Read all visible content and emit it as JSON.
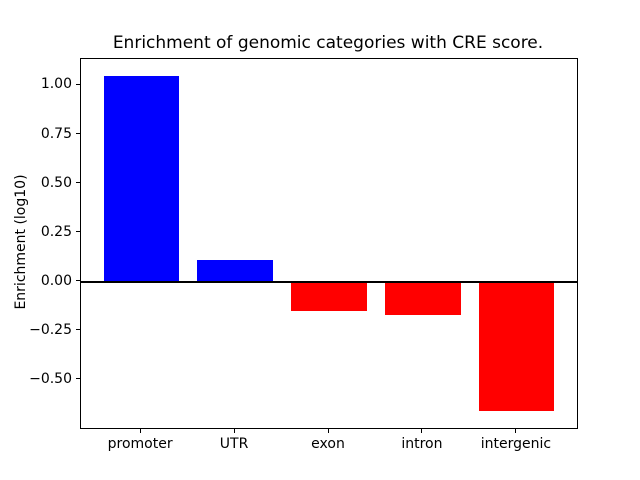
{
  "chart_data": {
    "type": "bar",
    "title": "Enrichment of genomic categories with CRE score.",
    "xlabel": "",
    "ylabel": "Enrichment (log10)",
    "categories": [
      "promoter",
      "UTR",
      "exon",
      "intron",
      "intergenic"
    ],
    "values": [
      1.05,
      0.11,
      -0.15,
      -0.17,
      -0.66
    ],
    "bar_colors": [
      "#0000ff",
      "#0000ff",
      "#ff0000",
      "#ff0000",
      "#ff0000"
    ],
    "positive_color": "#0000ff",
    "negative_color": "#ff0000",
    "bar_width": 0.8,
    "yticks": [
      1.0,
      0.75,
      0.5,
      0.25,
      0.0,
      -0.25,
      -0.5
    ],
    "ytick_labels": [
      "1.00",
      "0.75",
      "0.50",
      "0.25",
      "0.00",
      "−0.25",
      "−0.50"
    ],
    "ylim": [
      -0.745,
      1.135
    ],
    "xlim": [
      -0.64,
      4.64
    ],
    "grid": false,
    "legend": null,
    "zero_line": {
      "value": 0,
      "color": "#000000",
      "thickness_px": 2
    },
    "axis_color": "#000000",
    "background_color": "#ffffff"
  }
}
◆ ◆ ◆
§ THE PROBLEM: Each entry is to be written out again word for word, and any pictures are to be omitted.

§ TASK RESPONSE:
Read all visible content and emit it as JSON.
{
  "chart_data": {
    "type": "bar",
    "title": "Enrichment of genomic categories with CRE score.",
    "xlabel": "",
    "ylabel": "Enrichment (log10)",
    "categories": [
      "promoter",
      "UTR",
      "exon",
      "intron",
      "intergenic"
    ],
    "values": [
      1.05,
      0.11,
      -0.15,
      -0.17,
      -0.66
    ],
    "bar_colors": [
      "#0000ff",
      "#0000ff",
      "#ff0000",
      "#ff0000",
      "#ff0000"
    ],
    "positive_color": "#0000ff",
    "negative_color": "#ff0000",
    "bar_width": 0.8,
    "yticks": [
      1.0,
      0.75,
      0.5,
      0.25,
      0.0,
      -0.25,
      -0.5
    ],
    "ytick_labels": [
      "1.00",
      "0.75",
      "0.50",
      "0.25",
      "0.00",
      "−0.25",
      "−0.50"
    ],
    "ylim": [
      -0.745,
      1.135
    ],
    "xlim": [
      -0.64,
      4.64
    ],
    "grid": false,
    "legend": null,
    "zero_line": {
      "value": 0,
      "color": "#000000",
      "thickness_px": 2
    },
    "axis_color": "#000000",
    "background_color": "#ffffff"
  }
}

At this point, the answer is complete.